§ Instructions to follow: Repeat the data word for word. Do not include the pictures.

§ Data lines:
---
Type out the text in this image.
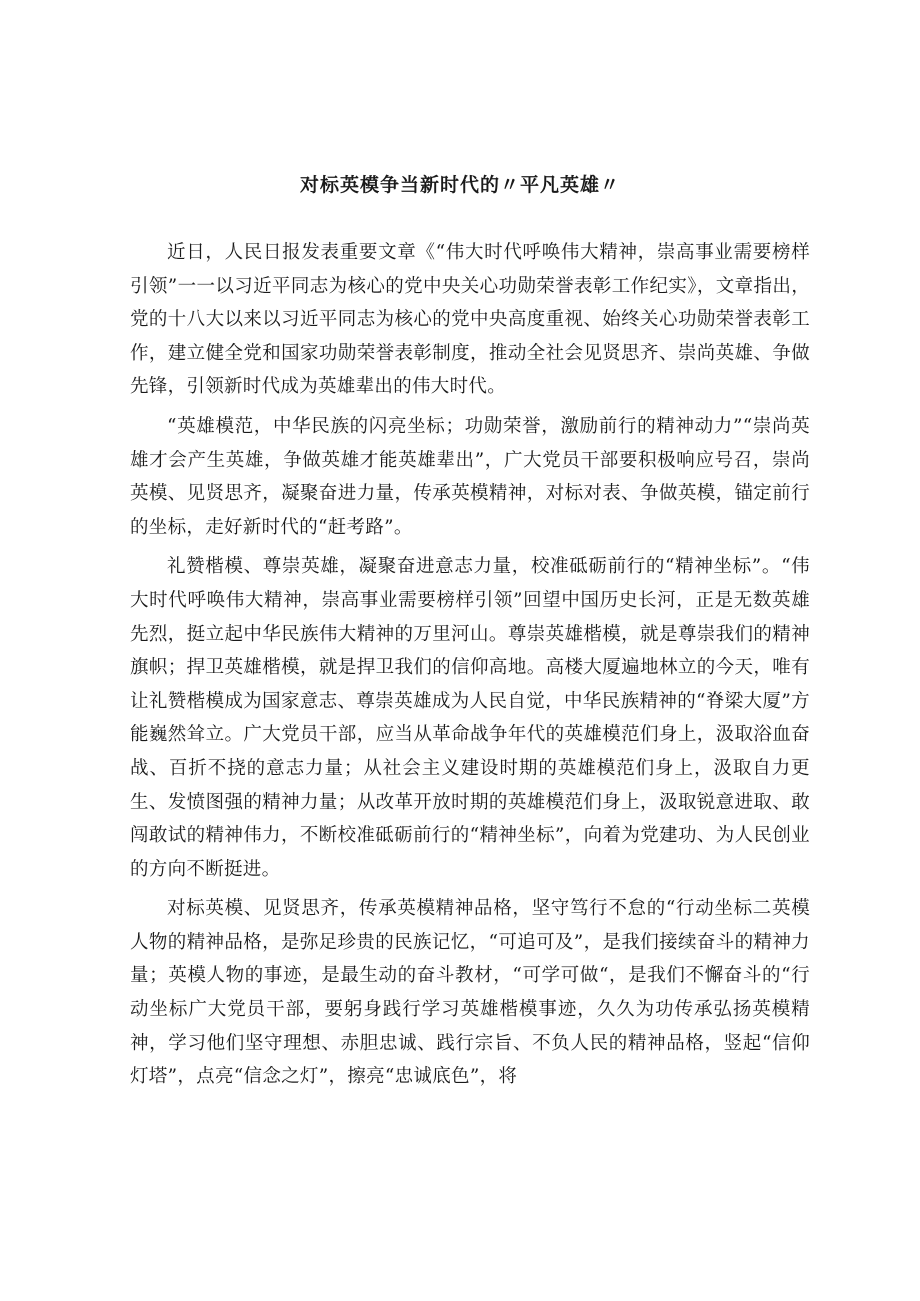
对标英模争当新时代的〃平凡英雄〃

近日，人民日报发表重要文章《“伟大时代呼唤伟大精神，崇高事业需要榜样引领”一一以习近平同志为核心的党中央关心功勋荣誉表彰工作纪实》，文章指出，党的十八大以来以习近平同志为核心的党中央高度重视、始终关心功勋荣誉表彰工作，建立健全党和国家功勋荣誉表彰制度，推动全社会见贤思齐、崇尚英雄、争做先锋，引领新时代成为英雄辈出的伟大时代。

“英雄模范，中华民族的闪亮坐标；功勋荣誉，激励前行的精神动力”“崇尚英雄才会产生英雄，争做英雄才能英雄辈出”，广大党员干部要积极响应号召，崇尚英模、见贤思齐，凝聚奋进力量，传承英模精神，对标对表、争做英模，锚定前行的坐标，走好新时代的“赶考路”。

礼赞楷模、尊崇英雄，凝聚奋进意志力量，校准砥砺前行的“精神坐标”。“伟大时代呼唤伟大精神，崇高事业需要榜样引领”回望中国历史长河，正是无数英雄先烈，挺立起中华民族伟大精神的万里河山。尊崇英雄楷模，就是尊崇我们的精神旗帜；捍卫英雄楷模，就是捍卫我们的信仰高地。高楼大厦遍地林立的今天，唯有让礼赞楷模成为国家意志、尊崇英雄成为人民自觉，中华民族精神的“脊梁大厦”方能巍然耸立。广大党员干部，应当从革命战争年代的英雄模范们身上，汲取浴血奋战、百折不挠的意志力量；从社会主义建设时期的英雄模范们身上，汲取自力更生、发愤图强的精神力量；从改革开放时期的英雄模范们身上，汲取锐意进取、敢闯敢试的精神伟力，不断校准砥砺前行的“精神坐标”，向着为党建功、为人民创业的方向不断挺进。

对标英模、见贤思齐，传承英模精神品格，坚守笃行不怠的“行动坐标二英模人物的精神品格，是弥足珍贵的民族记忆，“可追可及”，是我们接续奋斗的精神力量；英模人物的事迹，是最生动的奋斗教材，“可学可做“，是我们不懈奋斗的“行动坐标广大党员干部，要躬身践行学习英雄楷模事迹，久久为功传承弘扬英模精神，学习他们坚守理想、赤胆忠诚、践行宗旨、不负人民的精神品格，竖起“信仰灯塔”，点亮“信念之灯”，擦亮“忠诚底色”，将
---
§ Right answer:
Type out the text in this image.
对标英模争当新时代的〃平凡英雄〃

近日，人民日报发表重要文章《“伟大时代呼唤伟大精神，崇高事业需要榜样引领”一一以习近平同志为核心的党中央关心功勋荣誉表彰工作纪实》，文章指出，党的十八大以来以习近平同志为核心的党中央高度重视、始终关心功勋荣誉表彰工作，建立健全党和国家功勋荣誉表彰制度，推动全社会见贤思齐、崇尚英雄、争做先锋，引领新时代成为英雄辈出的伟大时代。

“英雄模范，中华民族的闪亮坐标；功勋荣誉，激励前行的精神动力”“崇尚英雄才会产生英雄，争做英雄才能英雄辈出”，广大党员干部要积极响应号召，崇尚英模、见贤思齐，凝聚奋进力量，传承英模精神，对标对表、争做英模，锚定前行的坐标，走好新时代的“赶考路”。

礼赞楷模、尊崇英雄，凝聚奋进意志力量，校准砥砺前行的“精神坐标”。“伟大时代呼唤伟大精神，崇高事业需要榜样引领”回望中国历史长河，正是无数英雄先烈，挺立起中华民族伟大精神的万里河山。尊崇英雄楷模，就是尊崇我们的精神旗帜；捍卫英雄楷模，就是捍卫我们的信仰高地。高楼大厦遍地林立的今天，唯有让礼赞楷模成为国家意志、尊崇英雄成为人民自觉，中华民族精神的“脊梁大厦”方能巍然耸立。广大党员干部，应当从革命战争年代的英雄模范们身上，汲取浴血奋战、百折不挠的意志力量；从社会主义建设时期的英雄模范们身上，汲取自力更生、发愤图强的精神力量；从改革开放时期的英雄模范们身上，汲取锐意进取、敢闯敢试的精神伟力，不断校准砥砺前行的“精神坐标”，向着为党建功、为人民创业的方向不断挺进。

对标英模、见贤思齐，传承英模精神品格，坚守笃行不怠的“行动坐标二英模人物的精神品格，是弥足珍贵的民族记忆，“可追可及”，是我们接续奋斗的精神力量；英模人物的事迹，是最生动的奋斗教材，“可学可做“，是我们不懈奋斗的“行动坐标广大党员干部，要躬身践行学习英雄楷模事迹，久久为功传承弘扬英模精神，学习他们坚守理想、赤胆忠诚、践行宗旨、不负人民的精神品格，竖起“信仰灯塔”，点亮“信念之灯”，擦亮“忠诚底色”，将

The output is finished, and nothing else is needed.